__EXERCISE TASK__. Rewrite the records from their first line through the line containing "- legend-key-observed-int: [498, 108, 541, 114]", inclusive, replacing "Survival probability" with "Probability of survival" and leaving everything else unchanged.

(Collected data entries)

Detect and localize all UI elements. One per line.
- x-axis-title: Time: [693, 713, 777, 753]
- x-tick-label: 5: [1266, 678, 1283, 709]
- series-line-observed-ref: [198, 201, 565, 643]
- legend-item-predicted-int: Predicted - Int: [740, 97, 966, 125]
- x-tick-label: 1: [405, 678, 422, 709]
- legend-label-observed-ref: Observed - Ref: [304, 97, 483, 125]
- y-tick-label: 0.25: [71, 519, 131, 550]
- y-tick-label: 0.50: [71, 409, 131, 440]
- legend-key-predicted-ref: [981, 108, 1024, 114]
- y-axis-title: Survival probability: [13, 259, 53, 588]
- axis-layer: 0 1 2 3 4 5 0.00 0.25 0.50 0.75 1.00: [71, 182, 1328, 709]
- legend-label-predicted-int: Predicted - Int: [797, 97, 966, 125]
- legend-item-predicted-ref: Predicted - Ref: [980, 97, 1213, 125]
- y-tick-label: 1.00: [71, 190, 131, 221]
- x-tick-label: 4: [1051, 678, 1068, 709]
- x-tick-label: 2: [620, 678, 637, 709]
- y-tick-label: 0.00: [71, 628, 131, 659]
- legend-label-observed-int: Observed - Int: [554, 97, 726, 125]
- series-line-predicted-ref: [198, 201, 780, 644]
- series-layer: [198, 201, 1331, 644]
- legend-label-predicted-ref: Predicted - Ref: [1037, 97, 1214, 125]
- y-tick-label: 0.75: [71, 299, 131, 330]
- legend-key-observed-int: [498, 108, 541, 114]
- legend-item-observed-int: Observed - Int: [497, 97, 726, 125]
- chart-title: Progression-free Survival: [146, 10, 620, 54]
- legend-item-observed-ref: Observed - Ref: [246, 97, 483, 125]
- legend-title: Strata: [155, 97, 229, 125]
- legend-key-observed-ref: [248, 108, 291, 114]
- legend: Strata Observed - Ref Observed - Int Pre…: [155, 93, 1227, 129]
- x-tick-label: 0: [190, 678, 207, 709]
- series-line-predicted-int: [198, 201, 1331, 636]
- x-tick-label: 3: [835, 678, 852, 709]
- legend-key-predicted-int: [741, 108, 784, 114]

__IN RESPONSE__.
Detect and localize all UI elements. One per line.
- x-axis-title: Time: [693, 713, 777, 753]
- x-tick-label: 5: [1266, 678, 1283, 709]
- series-line-observed-ref: [198, 201, 565, 643]
- legend-item-predicted-int: Predicted - Int: [740, 97, 966, 125]
- x-tick-label: 1: [405, 678, 422, 709]
- legend-label-observed-ref: Observed - Ref: [304, 97, 483, 125]
- y-tick-label: 0.25: [71, 519, 131, 550]
- y-tick-label: 0.50: [71, 409, 131, 440]
- legend-key-predicted-ref: [981, 108, 1024, 114]
- y-axis-title: Probability of survival: [13, 259, 53, 588]
- axis-layer: 0 1 2 3 4 5 0.00 0.25 0.50 0.75 1.00: [71, 182, 1328, 709]
- legend-label-predicted-int: Predicted - Int: [797, 97, 966, 125]
- legend-item-predicted-ref: Predicted - Ref: [980, 97, 1213, 125]
- y-tick-label: 1.00: [71, 190, 131, 221]
- x-tick-label: 4: [1051, 678, 1068, 709]
- x-tick-label: 2: [620, 678, 637, 709]
- y-tick-label: 0.00: [71, 628, 131, 659]
- legend-label-observed-int: Observed - Int: [554, 97, 726, 125]
- series-line-predicted-ref: [198, 201, 780, 644]
- series-layer: [198, 201, 1331, 644]
- legend-label-predicted-ref: Predicted - Ref: [1037, 97, 1214, 125]
- y-tick-label: 0.75: [71, 299, 131, 330]
- legend-key-observed-int: [498, 108, 541, 114]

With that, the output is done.